::: Document text
3. What are some of the common learning difficulties that one should avoid while learning and applying TRIZ?

There are two primary difficulties in starting with TRIZ within an organization. The first is ego. The primary postulate within TRIZ is that there a limited number of inventive principles that we continuously reuse. This is not typically recognized within an industry or company due, in part, to the extensive use of acronyms and fancy words that make someone think that there problem is special and unique. It almost never is. One of the exercises I run with my clients or within a workshop is to force the attendees to describe their problem to a ten year old. The language is never the same and using these much simpler, more generic terms in a Google search will yield at least an order of magnitude more possible areas to consider.

The second barrier is not being willing to take the time to sufficiently define what the problem is that we are attempting to solve. It is always amazing to me, as an outsider working with a client (and I am told the team has been working on some problem for a long time), and using any one of a number of TRIZ problem definition tools, that these groups, when separated, come back with very different definitions of the problem. The good or bad functions are not seen the same, the number of contradiction is not the same, etc. They have spent a huge amount of time trying to solve the wrong problem. Though this is one of TRIZ’s greatest strengths, it is also a very time consuming step. There are many organizations I have worked with that simply can’t or won’t take this time and TRIZ implementation is a failure. As frustrating as this is, I have learned to accept this fact and it is one shared by many other TRIZ professionals that I know.
::::::
* _Jobs_
**a.** In the TRIZ passage, what exercise does the writer run with clients or within a workshop?
**b.** Repeat part of the TRIZ passage word for word, starting with "There are two" and going on through "areas to consider.".
**c.** Translate this sentence from the TRIZ passage into Spanish: "They have spent a huge amount of time trying to solve the wrong problem."
The rows are separate material, unrelated to the TRIZ passage.
::: Given records
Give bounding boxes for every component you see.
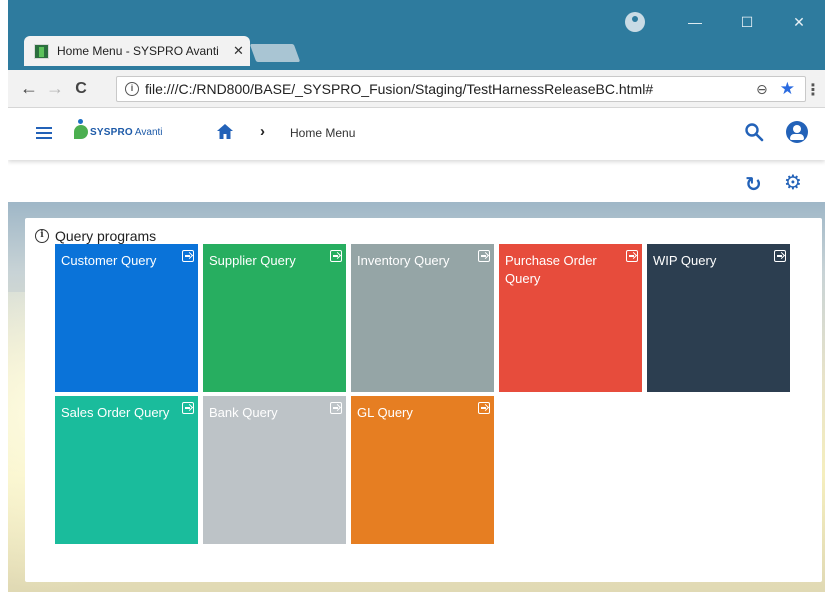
- browser-toolbar: ← → C i file:///C:/RND800/BASE/_SYSPRO_F…: [8, 70, 825, 108]
- browser-titlebar: Home Menu - SYSPRO Avanti ✕ — ☐ ✕: [8, 0, 825, 70]
- query-tile-label: WIP Query: [653, 253, 717, 268]
- zoom-icon[interactable]: ⊖: [756, 81, 768, 98]
- query-tile[interactable]: Customer Query: [55, 244, 198, 392]
- open-program-icon[interactable]: [478, 250, 490, 262]
- site-info-icon[interactable]: i: [125, 82, 139, 96]
- reload-button[interactable]: C: [68, 80, 94, 98]
- open-program-icon[interactable]: [478, 402, 490, 414]
- hamburger-menu-icon[interactable]: [36, 127, 52, 139]
- open-program-icon[interactable]: [330, 402, 342, 414]
- open-program-icon[interactable]: [774, 250, 786, 262]
- breadcrumb-chevron-icon: ›: [260, 123, 265, 140]
- browser-menu-icon[interactable]: ⋮: [805, 80, 821, 100]
- logo-text: SYSPRO: [90, 126, 133, 138]
- query-tile-label: Supplier Query: [209, 253, 296, 268]
- window-controls: — ☐ ✕: [625, 12, 825, 32]
- open-program-icon[interactable]: [330, 250, 342, 262]
- query-tile-label: GL Query: [357, 405, 413, 420]
- new-tab-button[interactable]: [249, 44, 301, 62]
- address-bar[interactable]: i file:///C:/RND800/BASE/_SYSPRO_Fusion/…: [116, 76, 806, 102]
- action-bar: ↻ ⚙: [8, 160, 825, 202]
- query-tile-label: Purchase Order Query: [505, 253, 597, 286]
- logo-mark-icon: [74, 119, 88, 139]
- card-header: i Query programs: [35, 228, 156, 244]
- query-tile[interactable]: GL Query: [351, 396, 494, 544]
- breadcrumb: Home Menu: [290, 126, 356, 140]
- search-icon[interactable]: [744, 122, 764, 142]
- query-tile[interactable]: Supplier Query: [203, 244, 346, 392]
- query-tile[interactable]: WIP Query: [647, 244, 790, 392]
- card-title: Query programs: [55, 228, 157, 244]
- browser-tab[interactable]: Home Menu - SYSPRO Avanti ✕: [24, 36, 250, 66]
- query-tile-label: Bank Query: [209, 405, 278, 420]
- app-viewport: SYSPRO Avanti › Home Menu ↻ ⚙ i Query pr…: [8, 108, 825, 592]
- url-text[interactable]: file:///C:/RND800/BASE/_SYSPRO_Fusion/St…: [145, 81, 720, 97]
- profile-icon[interactable]: [625, 12, 645, 32]
- back-button[interactable]: ←: [16, 78, 42, 99]
- user-account-icon[interactable]: [786, 121, 808, 143]
- minimize-button[interactable]: —: [669, 14, 721, 30]
- query-tile[interactable]: Bank Query: [203, 396, 346, 544]
- close-window-button[interactable]: ✕: [773, 14, 825, 31]
- syspro-logo: SYSPRO Avanti: [74, 119, 163, 139]
- app-header: SYSPRO Avanti › Home Menu: [8, 108, 825, 160]
- query-tile-label: Customer Query: [61, 253, 157, 268]
- browser-window: Home Menu - SYSPRO Avanti ✕ — ☐ ✕ ← → C …: [8, 0, 825, 592]
- refresh-icon[interactable]: ↻: [745, 172, 762, 197]
- query-tile[interactable]: Sales Order Query: [55, 396, 198, 544]
- forward-button[interactable]: →: [42, 78, 68, 99]
- open-program-icon[interactable]: [182, 250, 194, 262]
- query-programs-card: i Query programs Customer Query Supplier …: [25, 218, 822, 582]
- info-icon: i: [35, 229, 49, 243]
- query-tile-label: Sales Order Query: [61, 405, 170, 420]
- open-program-icon[interactable]: [182, 402, 194, 414]
- settings-gear-icon[interactable]: ⚙: [784, 170, 802, 195]
- query-tile[interactable]: Inventory Query: [351, 244, 494, 392]
- maximize-button[interactable]: ☐: [721, 14, 773, 31]
- query-tile-label: Inventory Query: [357, 253, 450, 268]
- bookmark-star-icon[interactable]: ★: [780, 79, 795, 99]
- query-tile[interactable]: Purchase Order Query: [499, 244, 642, 392]
- home-icon[interactable]: [216, 123, 234, 141]
- tab-close-icon[interactable]: ✕: [233, 43, 244, 59]
- open-program-icon[interactable]: [626, 250, 638, 262]
- logo-subtext: Avanti: [134, 126, 163, 138]
- favicon-icon: [34, 43, 49, 59]
- tab-title: Home Menu - SYSPRO Avanti: [57, 44, 219, 58]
::::::
* _Task answers_
**a.** The writer forces the attendees to describe their problem to a ten year old.

**b.**
There are two primary difficulties in starting with TRIZ within an organization. The first is ego. The primary postulate within TRIZ is that there a limited number of inventive principles that we continuously reuse. This is not typically recognized within an industry or company due, in part, to the extensive use of acronyms and fancy words that make someone think that there problem is special and unique. It almost never is. One of the exercises I run with my clients or within a workshop is to force the attendees to describe their problem to a ten year old. The language is never the same and using these much simpler, more generic terms in a Google search will yield at least an order of magnitude more possible areas to consider.

**c.** Han dedicado una enorme cantidad de tiempo a intentar resolver el problema equivocado.